_TASK DETAILS_.
Write out all of the data exactly as it appears.

_GIVEN DATA_.
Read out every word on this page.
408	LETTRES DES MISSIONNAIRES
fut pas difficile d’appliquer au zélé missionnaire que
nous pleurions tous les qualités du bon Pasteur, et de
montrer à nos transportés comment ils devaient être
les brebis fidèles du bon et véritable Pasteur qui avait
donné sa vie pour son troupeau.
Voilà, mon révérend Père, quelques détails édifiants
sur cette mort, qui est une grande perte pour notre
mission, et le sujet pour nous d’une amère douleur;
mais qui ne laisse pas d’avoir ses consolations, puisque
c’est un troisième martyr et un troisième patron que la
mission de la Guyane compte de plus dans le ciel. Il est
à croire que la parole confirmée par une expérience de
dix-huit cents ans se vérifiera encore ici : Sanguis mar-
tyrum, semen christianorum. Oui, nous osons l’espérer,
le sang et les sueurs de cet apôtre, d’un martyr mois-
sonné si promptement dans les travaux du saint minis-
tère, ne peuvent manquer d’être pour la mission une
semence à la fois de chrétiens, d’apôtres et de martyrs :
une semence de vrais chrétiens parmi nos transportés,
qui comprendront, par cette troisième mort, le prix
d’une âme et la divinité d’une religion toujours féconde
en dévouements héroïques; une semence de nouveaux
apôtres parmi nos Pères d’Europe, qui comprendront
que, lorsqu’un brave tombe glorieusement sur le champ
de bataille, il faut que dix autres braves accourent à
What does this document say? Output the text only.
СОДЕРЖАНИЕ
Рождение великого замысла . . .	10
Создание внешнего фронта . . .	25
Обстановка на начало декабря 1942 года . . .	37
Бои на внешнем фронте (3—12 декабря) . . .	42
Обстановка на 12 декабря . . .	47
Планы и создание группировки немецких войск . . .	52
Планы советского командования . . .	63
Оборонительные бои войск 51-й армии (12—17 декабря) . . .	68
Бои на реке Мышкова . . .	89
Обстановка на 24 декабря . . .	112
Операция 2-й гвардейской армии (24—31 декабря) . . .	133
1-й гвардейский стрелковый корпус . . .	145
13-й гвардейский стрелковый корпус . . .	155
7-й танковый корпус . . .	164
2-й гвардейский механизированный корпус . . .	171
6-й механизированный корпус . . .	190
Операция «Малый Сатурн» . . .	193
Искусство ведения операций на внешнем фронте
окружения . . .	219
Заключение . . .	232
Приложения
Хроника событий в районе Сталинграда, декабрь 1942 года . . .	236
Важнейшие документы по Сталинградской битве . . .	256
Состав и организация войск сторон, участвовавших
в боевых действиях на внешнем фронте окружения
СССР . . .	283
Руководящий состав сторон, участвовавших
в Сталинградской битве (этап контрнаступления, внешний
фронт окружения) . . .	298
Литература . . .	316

_TASK RESPONSE_.
Read out every word on this page.
408	LETTRES DES MISSIONNAIRES
fut pas difficile d’appliquer au zélé missionnaire que
nous pleurions tous les qualités du bon Pasteur, et de
montrer à nos transportés comment ils devaient être
les brebis fidèles du bon et véritable Pasteur qui avait
donné sa vie pour son troupeau.
Voilà, mon révérend Père, quelques détails édifiants
sur cette mort, qui est une grande perte pour notre
mission, et le sujet pour nous d’une amère douleur;
mais qui ne laisse pas d’avoir ses consolations, puisque
c’est un troisième martyr et un troisième patron que la
mission de la Guyane compte de plus dans le ciel. Il est
à croire que la parole confirmée par une expérience de
dix-huit cents ans se vérifiera encore ici : Sanguis mar-
tyrum, semen christianorum. Oui, nous osons l’espérer,
le sang et les sueurs de cet apôtre, d’un martyr mois-
sonné si promptement dans les travaux du saint minis-
tère, ne peuvent manquer d’être pour la mission une
semence à la fois de chrétiens, d’apôtres et de martyrs :
une semence de vrais chrétiens parmi nos transportés,
qui comprendront, par cette troisième mort, le prix
d’une âme et la divinité d’une religion toujours féconde
en dévouements héroïques; une semence de nouveaux
apôtres parmi nos Pères d’Europe, qui comprendront
que, lorsqu’un brave tombe glorieusement sur le champ
de bataille, il faut que dix autres braves accourent à
What does this document say? Output the text only.
СОДЕРЖАНИЕ
Рождение великого замысла . . .	10
Создание внешнего фронта . . .	25
Обстановка на начало декабря 1942 года . . .	37
Бои на внешнем фронте (3—12 декабря) . . .	42
Обстановка на 12 декабря . . .	47
Планы и создание группировки немецких войск . . .	52
Планы советского командования . . .	63
Оборонительные бои войск 51-й армии (12—17 декабря) . . .	68
Бои на реке Мышкова . . .	89
Обстановка на 24 декабря . . .	112
Операция 2-й гвардейской армии (24—31 декабря) . . .	133
1-й гвардейский стрелковый корпус . . .	145
13-й гвардейский стрелковый корпус . . .	155
7-й танковый корпус . . .	164
2-й гвардейский механизированный корпус . . .	171
6-й механизированный корпус . . .	190
Операция «Малый Сатурн» . . .	193
Искусство ведения операций на внешнем фронте
окружения . . .	219
Заключение . . .	232
Приложения
Хроника событий в районе Сталинграда, декабрь 1942 года . . .	236
Важнейшие документы по Сталинградской битве . . .	256
Состав и организация войск сторон, участвовавших
в боевых действиях на внешнем фронте окружения
СССР . . .	283
Руководящий состав сторон, участвовавших
в Сталинградской битве (этап контрнаступления, внешний
фронт окружения) . . .	298
Литература . . .	316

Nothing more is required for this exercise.